## DIRECTIONS
Transcribe the records that follow in their entirety, omitting any pictures.

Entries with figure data
** START **
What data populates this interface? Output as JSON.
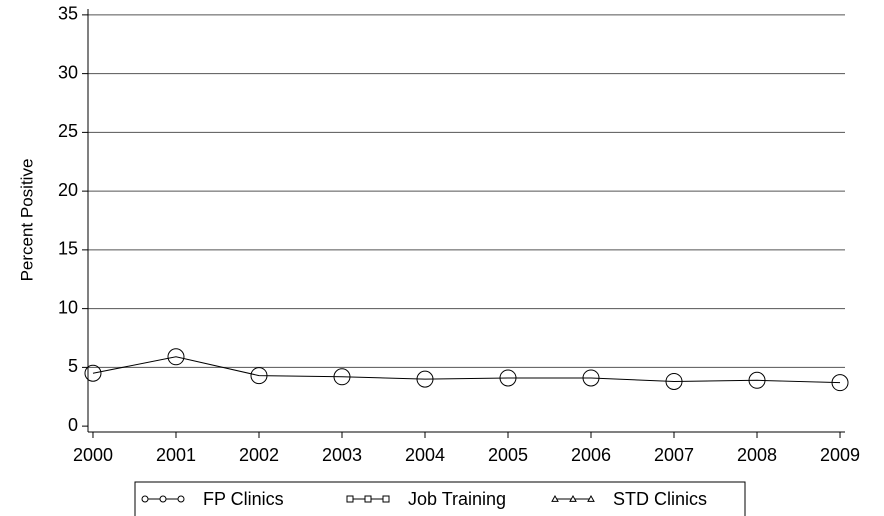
{
  "chart_data": {
    "type": "line",
    "y_label": "Percent Positive",
    "x": [
      2000,
      2001,
      2002,
      2003,
      2004,
      2005,
      2006,
      2007,
      2008,
      2009
    ],
    "series": [
      {
        "name": "FP Clinics",
        "color": "#000000",
        "marker": "circle",
        "values": [
          4.5,
          5.9,
          4.3,
          4.2,
          4.0,
          4.1,
          4.1,
          3.8,
          3.9,
          3.7
        ]
      },
      {
        "name": "Job Training",
        "color": "#000000",
        "marker": "square",
        "values": [
          null,
          null,
          null,
          null,
          null,
          null,
          null,
          null,
          null,
          null
        ]
      },
      {
        "name": "STD Clinics",
        "color": "#000000",
        "marker": "triangle",
        "values": [
          null,
          null,
          null,
          null,
          null,
          null,
          null,
          null,
          null,
          null
        ]
      }
    ],
    "xlim": [
      1999.94,
      2009.06
    ],
    "xticks": [
      2000,
      2001,
      2002,
      2003,
      2004,
      2005,
      2006,
      2007,
      2008,
      2009
    ],
    "ylim": [
      -0.5,
      35.5
    ],
    "yticks": [
      0,
      5,
      10,
      15,
      20,
      25,
      30,
      35
    ],
    "grid": true,
    "legend": "bottom"
  }
}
** END **
## SOLUTION BELOW
What data populates this interface? Output as JSON.
{
  "chart_data": {
    "type": "line",
    "y_label": "Percent Positive",
    "x": [
      2000,
      2001,
      2002,
      2003,
      2004,
      2005,
      2006,
      2007,
      2008,
      2009
    ],
    "series": [
      {
        "name": "FP Clinics",
        "color": "#000000",
        "marker": "circle",
        "values": [
          4.5,
          5.9,
          4.3,
          4.2,
          4.0,
          4.1,
          4.1,
          3.8,
          3.9,
          3.7
        ]
      },
      {
        "name": "Job Training",
        "color": "#000000",
        "marker": "square",
        "values": [
          null,
          null,
          null,
          null,
          null,
          null,
          null,
          null,
          null,
          null
        ]
      },
      {
        "name": "STD Clinics",
        "color": "#000000",
        "marker": "triangle",
        "values": [
          null,
          null,
          null,
          null,
          null,
          null,
          null,
          null,
          null,
          null
        ]
      }
    ],
    "xlim": [
      1999.94,
      2009.06
    ],
    "xticks": [
      2000,
      2001,
      2002,
      2003,
      2004,
      2005,
      2006,
      2007,
      2008,
      2009
    ],
    "ylim": [
      -0.5,
      35.5
    ],
    "yticks": [
      0,
      5,
      10,
      15,
      20,
      25,
      30,
      35
    ],
    "grid": true,
    "legend": "bottom"
  }
}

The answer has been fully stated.